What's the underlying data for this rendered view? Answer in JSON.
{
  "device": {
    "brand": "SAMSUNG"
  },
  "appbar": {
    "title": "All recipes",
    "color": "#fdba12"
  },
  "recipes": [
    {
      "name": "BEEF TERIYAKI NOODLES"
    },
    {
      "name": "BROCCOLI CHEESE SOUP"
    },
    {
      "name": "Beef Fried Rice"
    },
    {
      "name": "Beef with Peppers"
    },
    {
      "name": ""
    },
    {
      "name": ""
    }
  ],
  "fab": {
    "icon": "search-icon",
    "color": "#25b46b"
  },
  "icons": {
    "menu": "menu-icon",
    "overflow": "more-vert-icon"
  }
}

- Stated problem -
Copy out each record exactly as given, omitting none.

- Response -
What's the underlying data for this rendered view? Answer in JSON.
{
  "device": {
    "brand": "SAMSUNG"
  },
  "appbar": {
    "title": "All recipes",
    "color": "#fdba12"
  },
  "recipes": [
    {
      "name": "BEEF TERIYAKI NOODLES"
    },
    {
      "name": "BROCCOLI CHEESE SOUP"
    },
    {
      "name": "Beef Fried Rice"
    },
    {
      "name": "Beef with Peppers"
    },
    {
      "name": ""
    },
    {
      "name": ""
    }
  ],
  "fab": {
    "icon": "search-icon",
    "color": "#25b46b"
  },
  "icons": {
    "menu": "menu-icon",
    "overflow": "more-vert-icon"
  }
}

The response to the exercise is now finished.